▶ [SUPPLIED DATA]:
## begin

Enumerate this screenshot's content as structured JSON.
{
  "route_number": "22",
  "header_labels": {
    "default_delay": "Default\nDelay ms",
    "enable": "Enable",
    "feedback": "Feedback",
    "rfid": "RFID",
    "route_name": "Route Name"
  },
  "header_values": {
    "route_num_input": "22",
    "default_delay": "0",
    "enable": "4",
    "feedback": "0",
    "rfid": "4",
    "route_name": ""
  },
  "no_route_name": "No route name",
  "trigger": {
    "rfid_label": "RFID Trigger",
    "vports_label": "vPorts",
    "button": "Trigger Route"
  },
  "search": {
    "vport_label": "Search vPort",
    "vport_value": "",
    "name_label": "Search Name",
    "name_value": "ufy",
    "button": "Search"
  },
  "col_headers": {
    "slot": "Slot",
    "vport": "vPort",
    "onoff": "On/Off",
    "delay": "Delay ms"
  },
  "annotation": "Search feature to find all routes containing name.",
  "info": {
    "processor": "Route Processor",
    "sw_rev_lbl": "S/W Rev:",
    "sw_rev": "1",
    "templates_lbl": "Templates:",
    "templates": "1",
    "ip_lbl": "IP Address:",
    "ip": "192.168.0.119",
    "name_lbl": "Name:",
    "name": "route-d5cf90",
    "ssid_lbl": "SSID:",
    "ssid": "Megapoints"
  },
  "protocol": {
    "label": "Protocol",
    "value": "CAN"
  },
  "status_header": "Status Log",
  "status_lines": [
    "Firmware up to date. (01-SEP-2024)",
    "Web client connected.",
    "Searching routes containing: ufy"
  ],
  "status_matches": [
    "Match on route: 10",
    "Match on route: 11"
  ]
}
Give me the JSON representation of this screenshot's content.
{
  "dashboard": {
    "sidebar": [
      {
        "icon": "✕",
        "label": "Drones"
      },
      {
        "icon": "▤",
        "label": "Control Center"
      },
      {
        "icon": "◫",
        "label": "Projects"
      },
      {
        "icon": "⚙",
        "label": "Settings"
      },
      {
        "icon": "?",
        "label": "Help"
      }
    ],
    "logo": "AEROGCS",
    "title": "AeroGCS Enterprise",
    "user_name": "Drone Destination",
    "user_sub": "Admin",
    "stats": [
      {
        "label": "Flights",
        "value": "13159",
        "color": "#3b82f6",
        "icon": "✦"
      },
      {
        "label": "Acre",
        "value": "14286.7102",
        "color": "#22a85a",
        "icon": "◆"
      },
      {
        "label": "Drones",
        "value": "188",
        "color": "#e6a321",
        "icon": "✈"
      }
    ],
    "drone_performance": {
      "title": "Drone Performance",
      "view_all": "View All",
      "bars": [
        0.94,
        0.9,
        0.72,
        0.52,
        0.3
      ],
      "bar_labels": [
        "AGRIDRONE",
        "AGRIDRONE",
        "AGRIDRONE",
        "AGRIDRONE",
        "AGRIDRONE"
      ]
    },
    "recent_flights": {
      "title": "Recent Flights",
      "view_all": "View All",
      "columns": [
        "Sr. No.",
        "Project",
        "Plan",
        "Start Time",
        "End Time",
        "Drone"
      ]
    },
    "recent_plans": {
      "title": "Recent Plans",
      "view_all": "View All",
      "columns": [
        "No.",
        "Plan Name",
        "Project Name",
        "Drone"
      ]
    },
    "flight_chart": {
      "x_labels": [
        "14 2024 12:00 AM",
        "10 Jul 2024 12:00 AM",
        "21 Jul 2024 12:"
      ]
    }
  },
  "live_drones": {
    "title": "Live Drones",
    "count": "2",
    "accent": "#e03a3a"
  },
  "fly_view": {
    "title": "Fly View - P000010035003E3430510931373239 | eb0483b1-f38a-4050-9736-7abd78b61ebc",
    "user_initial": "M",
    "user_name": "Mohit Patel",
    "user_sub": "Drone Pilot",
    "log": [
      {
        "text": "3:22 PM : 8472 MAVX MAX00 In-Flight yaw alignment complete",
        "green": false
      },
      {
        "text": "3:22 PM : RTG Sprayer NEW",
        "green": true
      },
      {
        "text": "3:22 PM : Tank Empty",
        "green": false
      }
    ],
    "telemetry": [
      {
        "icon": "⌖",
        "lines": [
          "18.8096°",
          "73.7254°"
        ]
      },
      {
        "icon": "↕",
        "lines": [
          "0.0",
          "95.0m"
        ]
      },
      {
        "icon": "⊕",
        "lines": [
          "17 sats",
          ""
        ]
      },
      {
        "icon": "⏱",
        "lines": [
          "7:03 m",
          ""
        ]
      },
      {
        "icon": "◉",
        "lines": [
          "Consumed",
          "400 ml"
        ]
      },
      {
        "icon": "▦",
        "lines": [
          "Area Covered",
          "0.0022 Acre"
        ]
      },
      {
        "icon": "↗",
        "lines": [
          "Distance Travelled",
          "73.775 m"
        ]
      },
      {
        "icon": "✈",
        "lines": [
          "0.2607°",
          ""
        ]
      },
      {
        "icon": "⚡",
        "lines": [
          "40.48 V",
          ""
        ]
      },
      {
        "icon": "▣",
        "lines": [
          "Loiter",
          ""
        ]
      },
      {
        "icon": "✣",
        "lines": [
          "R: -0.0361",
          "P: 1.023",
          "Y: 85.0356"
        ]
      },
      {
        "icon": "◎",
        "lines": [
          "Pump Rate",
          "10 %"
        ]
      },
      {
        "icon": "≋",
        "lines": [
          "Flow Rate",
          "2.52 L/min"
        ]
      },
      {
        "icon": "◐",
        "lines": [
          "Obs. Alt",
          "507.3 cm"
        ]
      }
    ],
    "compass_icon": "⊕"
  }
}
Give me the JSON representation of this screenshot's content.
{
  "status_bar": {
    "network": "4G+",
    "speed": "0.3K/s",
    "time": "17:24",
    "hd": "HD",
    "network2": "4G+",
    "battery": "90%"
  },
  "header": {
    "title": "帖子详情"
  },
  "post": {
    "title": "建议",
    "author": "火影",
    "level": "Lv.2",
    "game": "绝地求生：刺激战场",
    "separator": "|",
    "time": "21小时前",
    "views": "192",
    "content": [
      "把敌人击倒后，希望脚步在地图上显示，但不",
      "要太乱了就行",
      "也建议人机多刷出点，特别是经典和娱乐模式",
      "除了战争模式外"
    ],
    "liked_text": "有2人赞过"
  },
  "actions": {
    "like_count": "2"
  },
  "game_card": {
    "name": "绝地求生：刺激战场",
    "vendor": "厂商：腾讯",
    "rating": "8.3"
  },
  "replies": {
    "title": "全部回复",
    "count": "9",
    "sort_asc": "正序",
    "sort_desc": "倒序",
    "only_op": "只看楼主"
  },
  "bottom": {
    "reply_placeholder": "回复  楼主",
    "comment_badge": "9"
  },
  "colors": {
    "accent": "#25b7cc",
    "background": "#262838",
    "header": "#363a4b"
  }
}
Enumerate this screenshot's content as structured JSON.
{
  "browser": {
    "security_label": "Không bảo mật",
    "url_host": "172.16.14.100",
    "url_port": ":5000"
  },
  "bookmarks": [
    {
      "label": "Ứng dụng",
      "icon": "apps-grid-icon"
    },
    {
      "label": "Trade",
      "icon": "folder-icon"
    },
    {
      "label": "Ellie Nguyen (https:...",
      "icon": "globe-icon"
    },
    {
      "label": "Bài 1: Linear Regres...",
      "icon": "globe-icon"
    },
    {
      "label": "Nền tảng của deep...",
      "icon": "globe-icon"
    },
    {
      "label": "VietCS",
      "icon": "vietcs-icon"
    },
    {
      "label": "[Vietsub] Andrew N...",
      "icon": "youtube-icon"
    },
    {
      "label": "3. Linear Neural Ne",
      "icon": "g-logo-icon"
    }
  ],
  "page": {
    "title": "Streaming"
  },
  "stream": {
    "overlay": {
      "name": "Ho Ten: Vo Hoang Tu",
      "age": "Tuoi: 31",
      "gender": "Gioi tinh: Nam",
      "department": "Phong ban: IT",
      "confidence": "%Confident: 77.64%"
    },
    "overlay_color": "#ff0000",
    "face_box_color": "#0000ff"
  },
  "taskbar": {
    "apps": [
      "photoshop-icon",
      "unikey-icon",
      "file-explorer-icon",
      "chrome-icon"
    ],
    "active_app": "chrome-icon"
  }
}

## end

▶ [TASK DIRECTIONS]: Find every line above that contains the word "containing", and return each one.

▶ [ANSWER IN FULL]:
  "annotation": "Search feature to find all routes containing name.",
    "Searching routes containing: ufy"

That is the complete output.